• [Listed entries]
────
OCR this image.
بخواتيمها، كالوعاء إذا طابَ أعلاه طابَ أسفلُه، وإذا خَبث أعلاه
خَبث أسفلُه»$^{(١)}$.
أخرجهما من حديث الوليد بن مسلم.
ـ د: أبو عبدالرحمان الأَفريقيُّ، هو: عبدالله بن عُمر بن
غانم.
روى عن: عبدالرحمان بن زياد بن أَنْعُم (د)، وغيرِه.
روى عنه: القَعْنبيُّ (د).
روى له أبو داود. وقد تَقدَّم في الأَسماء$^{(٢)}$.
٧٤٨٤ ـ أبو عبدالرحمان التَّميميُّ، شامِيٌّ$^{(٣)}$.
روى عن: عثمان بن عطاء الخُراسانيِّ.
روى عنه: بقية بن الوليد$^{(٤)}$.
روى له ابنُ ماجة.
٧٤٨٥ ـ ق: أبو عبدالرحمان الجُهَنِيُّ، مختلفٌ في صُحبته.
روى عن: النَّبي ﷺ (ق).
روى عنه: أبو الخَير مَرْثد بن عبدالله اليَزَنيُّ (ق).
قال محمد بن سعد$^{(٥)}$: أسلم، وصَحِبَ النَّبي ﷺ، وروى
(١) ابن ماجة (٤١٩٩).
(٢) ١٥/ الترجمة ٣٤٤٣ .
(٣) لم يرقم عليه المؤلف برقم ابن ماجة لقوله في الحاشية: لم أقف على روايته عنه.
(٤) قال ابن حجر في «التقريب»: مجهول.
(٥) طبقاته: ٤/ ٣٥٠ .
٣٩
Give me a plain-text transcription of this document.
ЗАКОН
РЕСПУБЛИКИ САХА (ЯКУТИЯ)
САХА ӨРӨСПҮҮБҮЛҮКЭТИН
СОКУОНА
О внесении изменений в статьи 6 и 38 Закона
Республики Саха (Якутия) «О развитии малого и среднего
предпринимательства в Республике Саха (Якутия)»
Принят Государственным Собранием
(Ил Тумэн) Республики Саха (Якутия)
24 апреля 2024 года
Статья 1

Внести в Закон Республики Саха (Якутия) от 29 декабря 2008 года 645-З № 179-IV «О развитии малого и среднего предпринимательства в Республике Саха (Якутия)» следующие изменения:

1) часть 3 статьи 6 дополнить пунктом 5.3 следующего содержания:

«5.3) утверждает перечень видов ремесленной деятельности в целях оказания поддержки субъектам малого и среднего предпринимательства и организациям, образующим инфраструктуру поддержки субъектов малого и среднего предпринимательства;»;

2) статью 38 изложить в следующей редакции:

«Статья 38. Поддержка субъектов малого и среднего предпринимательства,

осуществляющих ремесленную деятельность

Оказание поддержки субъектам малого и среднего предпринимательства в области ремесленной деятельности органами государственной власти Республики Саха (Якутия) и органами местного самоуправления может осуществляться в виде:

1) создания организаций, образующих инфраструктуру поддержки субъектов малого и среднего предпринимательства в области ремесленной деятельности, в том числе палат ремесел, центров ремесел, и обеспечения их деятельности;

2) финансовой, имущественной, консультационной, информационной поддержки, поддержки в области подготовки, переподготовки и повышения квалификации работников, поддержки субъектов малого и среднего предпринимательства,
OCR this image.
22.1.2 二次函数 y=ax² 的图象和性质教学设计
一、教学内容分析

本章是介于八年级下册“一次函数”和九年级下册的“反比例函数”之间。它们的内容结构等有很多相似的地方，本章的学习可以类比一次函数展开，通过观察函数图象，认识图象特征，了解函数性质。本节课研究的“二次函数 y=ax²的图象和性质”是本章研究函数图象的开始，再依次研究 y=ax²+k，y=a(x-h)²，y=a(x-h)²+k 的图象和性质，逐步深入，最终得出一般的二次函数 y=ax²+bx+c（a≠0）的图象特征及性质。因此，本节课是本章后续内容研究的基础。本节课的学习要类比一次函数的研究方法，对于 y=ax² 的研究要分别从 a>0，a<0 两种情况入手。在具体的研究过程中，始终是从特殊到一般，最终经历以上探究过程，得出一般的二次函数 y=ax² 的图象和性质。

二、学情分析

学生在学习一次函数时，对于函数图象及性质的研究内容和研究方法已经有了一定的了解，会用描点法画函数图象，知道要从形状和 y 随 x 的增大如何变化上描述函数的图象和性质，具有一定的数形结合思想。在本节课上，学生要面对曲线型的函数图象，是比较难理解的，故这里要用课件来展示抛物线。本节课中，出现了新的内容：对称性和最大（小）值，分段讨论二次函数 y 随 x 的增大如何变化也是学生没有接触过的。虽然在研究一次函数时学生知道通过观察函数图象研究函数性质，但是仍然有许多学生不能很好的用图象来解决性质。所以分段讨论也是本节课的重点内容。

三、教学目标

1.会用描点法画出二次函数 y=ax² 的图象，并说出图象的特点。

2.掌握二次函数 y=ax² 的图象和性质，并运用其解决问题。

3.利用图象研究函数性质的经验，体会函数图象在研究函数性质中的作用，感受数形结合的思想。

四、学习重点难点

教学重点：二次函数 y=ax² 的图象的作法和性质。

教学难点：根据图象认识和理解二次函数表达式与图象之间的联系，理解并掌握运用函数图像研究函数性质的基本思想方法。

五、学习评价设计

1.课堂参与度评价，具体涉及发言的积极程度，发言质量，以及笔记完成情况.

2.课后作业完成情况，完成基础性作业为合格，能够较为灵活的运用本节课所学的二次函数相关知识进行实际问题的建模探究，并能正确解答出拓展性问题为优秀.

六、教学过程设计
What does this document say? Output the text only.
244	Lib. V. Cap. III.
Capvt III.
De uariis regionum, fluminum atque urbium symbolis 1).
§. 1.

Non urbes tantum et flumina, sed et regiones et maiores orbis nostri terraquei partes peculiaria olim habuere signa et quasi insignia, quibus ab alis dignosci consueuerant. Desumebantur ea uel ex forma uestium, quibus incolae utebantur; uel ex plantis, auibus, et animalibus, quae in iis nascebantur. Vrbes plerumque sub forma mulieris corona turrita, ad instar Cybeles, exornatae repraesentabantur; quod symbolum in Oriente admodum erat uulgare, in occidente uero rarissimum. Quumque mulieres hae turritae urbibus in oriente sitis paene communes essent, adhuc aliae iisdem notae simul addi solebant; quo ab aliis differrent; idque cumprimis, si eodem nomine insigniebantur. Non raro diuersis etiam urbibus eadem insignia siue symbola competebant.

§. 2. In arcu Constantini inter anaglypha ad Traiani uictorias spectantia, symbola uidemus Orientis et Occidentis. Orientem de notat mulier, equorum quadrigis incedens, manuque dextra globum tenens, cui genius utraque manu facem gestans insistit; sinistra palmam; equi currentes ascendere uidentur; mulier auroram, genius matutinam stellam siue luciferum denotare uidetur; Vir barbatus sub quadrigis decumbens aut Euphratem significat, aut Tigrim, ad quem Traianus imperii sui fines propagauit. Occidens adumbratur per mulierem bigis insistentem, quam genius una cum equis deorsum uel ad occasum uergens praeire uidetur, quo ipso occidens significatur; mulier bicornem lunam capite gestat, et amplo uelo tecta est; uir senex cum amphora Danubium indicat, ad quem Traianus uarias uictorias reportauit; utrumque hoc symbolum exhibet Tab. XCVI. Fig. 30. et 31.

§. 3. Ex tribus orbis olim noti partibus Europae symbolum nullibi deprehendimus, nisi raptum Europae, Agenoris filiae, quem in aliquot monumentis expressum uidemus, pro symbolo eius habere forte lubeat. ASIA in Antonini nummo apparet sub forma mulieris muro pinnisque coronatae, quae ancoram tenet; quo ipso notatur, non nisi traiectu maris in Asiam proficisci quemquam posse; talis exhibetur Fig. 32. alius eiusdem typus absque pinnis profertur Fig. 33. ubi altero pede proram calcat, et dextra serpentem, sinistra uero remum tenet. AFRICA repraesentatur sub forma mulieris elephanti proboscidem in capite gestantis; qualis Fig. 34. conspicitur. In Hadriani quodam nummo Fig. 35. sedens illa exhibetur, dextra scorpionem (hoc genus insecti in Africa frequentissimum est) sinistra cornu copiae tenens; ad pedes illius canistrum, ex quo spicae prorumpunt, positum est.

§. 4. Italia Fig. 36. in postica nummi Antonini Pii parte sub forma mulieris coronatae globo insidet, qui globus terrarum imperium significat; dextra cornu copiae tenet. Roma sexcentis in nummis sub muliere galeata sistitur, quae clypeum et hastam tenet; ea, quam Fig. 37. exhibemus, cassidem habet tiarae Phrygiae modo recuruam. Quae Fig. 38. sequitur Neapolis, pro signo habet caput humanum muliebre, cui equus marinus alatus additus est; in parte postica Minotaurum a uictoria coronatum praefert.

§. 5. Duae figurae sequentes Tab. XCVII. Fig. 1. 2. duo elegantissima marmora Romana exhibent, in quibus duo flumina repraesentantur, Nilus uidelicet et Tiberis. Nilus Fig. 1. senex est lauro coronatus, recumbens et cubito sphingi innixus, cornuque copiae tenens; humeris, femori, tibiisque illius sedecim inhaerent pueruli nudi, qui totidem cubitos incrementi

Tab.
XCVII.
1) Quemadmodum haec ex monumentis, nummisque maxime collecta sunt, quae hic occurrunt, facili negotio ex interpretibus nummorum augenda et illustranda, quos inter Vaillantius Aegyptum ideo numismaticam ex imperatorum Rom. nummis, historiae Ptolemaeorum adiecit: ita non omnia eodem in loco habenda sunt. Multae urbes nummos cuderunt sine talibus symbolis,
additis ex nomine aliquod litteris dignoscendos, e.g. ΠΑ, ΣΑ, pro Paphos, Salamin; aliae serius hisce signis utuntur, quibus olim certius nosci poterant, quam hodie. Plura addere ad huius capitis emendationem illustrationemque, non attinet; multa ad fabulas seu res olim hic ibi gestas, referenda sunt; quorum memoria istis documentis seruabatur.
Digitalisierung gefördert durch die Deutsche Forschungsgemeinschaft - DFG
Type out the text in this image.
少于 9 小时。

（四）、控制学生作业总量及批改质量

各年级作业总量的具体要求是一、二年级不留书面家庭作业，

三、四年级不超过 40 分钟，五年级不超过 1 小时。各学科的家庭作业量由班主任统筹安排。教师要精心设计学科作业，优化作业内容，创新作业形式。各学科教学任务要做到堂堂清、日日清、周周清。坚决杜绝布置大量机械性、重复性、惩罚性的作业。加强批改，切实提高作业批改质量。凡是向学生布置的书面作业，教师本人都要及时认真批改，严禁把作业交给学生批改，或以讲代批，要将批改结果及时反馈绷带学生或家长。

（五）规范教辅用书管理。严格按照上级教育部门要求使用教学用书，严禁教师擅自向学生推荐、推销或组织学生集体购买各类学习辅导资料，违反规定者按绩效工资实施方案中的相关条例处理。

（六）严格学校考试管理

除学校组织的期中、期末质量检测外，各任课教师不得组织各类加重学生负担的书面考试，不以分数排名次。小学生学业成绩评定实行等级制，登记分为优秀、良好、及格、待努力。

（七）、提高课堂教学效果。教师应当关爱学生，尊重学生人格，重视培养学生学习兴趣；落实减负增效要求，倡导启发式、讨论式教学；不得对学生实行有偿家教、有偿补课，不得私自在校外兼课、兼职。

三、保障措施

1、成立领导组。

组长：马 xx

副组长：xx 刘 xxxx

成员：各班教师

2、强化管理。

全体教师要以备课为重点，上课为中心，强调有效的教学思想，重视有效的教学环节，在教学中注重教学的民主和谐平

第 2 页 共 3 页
────
• [Task statement] Pull out each line holding the string "области".

• [Correct output]
Оказание поддержки субъектам малого и среднего предпринимательства в области ремесленной деятельности органами государственной власти Республики Саха (Якутия) и органами местного самоуправления может осуществляться в виде:
1) создания организаций, образующих инфраструктуру поддержки субъектов малого и среднего предпринимательства в области ремесленной деятельности, в том числе палат ремесел, центров ремесел, и обеспечения их деятельности;
2) финансовой, имущественной, консультационной, информационной поддержки, поддержки в области подготовки, переподготовки и повышения квалификации работников, поддержки субъектов малого и среднего предпринимательства,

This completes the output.